-- Start of SUPPLIED DATA --
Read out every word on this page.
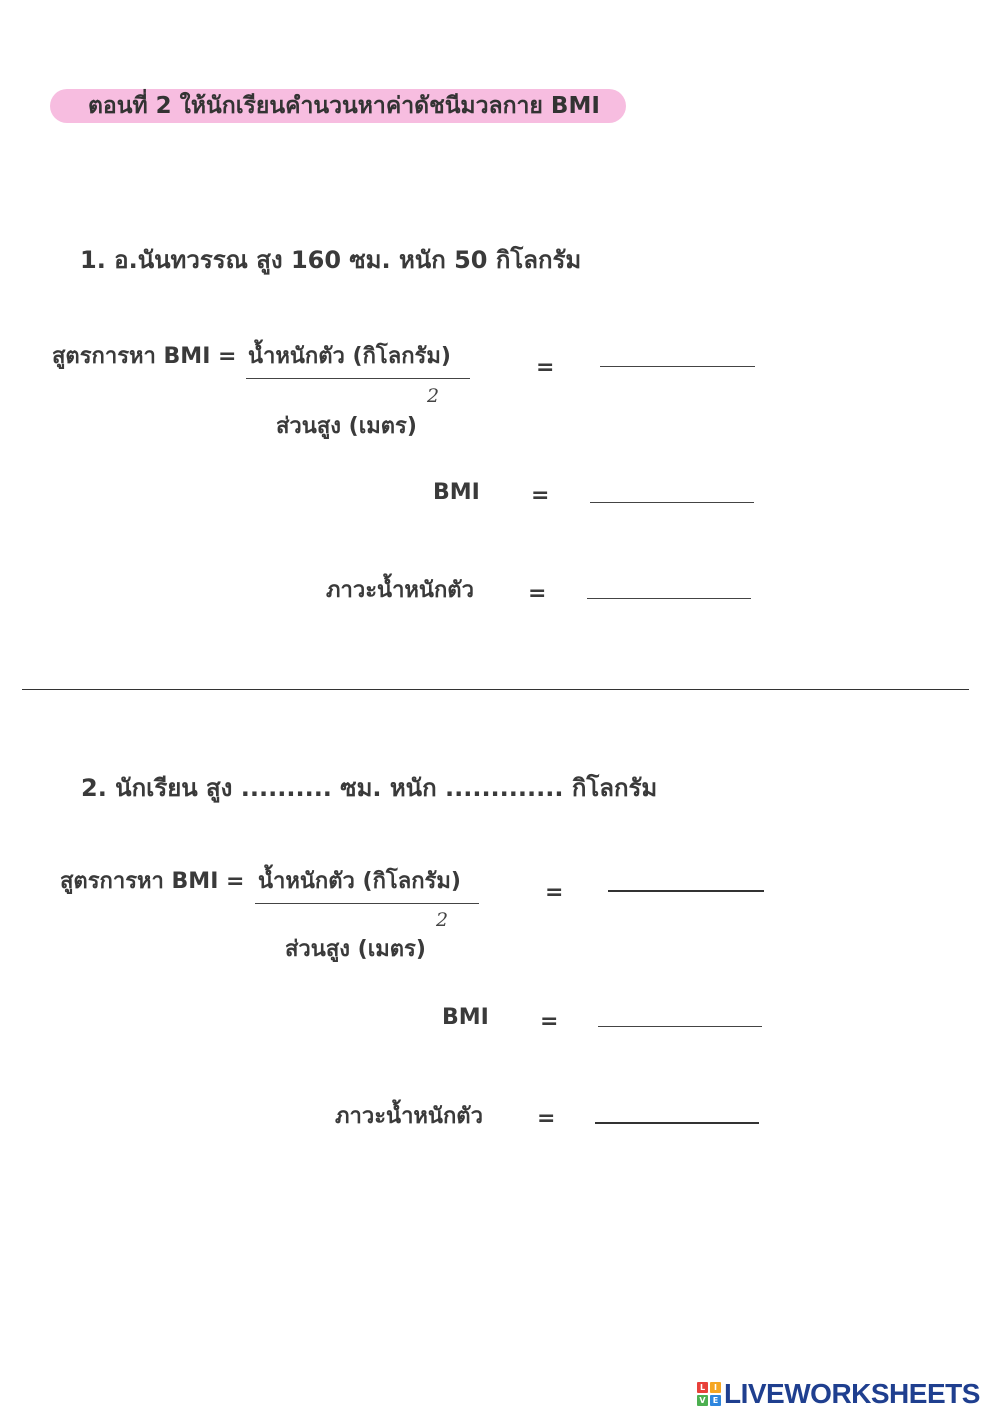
ตอนที่ 2 ให้นักเรียนคำนวนหาค่าดัชนีมวลกาย BMI
1. อ.นันทวรรณ สูง 160 ซม. หนัก 50 กิโลกรัม
สูตรการหา BMI = น้ำหนักตัว (กิโลกรัม)
2
ส่วนสูง (เมตร)
=
BMI =
ภาวะน้ำหนักตัว =
2. นักเรียน สูง .......... ซม. หนัก ............. กิโลกรัม
สูตรการหา BMI = น้ำหนักตัว (กิโลกรัม)
2
ส่วนสูง (เมตร)
=
BMI =
ภาวะน้ำหนักตัว =
L	I
V E LIVEWORKSHEETS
-- End of SUPPLIED DATA --
# WRITTEN INSTRUCTION:
Repeat the material above in full and exactly, apart from the pictures.

# ANSWER TO THE PROBLEM:
Read out every word on this page.
ตอนที่ 2 ให้นักเรียนคำนวนหาค่าดัชนีมวลกาย BMI
1. อ.นันทวรรณ สูง 160 ซม. หนัก 50 กิโลกรัม
สูตรการหา BMI = น้ำหนักตัว (กิโลกรัม)
2
ส่วนสูง (เมตร)
=
BMI =
ภาวะน้ำหนักตัว =
2. นักเรียน สูง .......... ซม. หนัก ............. กิโลกรัม
สูตรการหา BMI = น้ำหนักตัว (กิโลกรัม)
2
ส่วนสูง (เมตร)
=
BMI =
ภาวะน้ำหนักตัว =
L	I
V E LIVEWORKSHEETS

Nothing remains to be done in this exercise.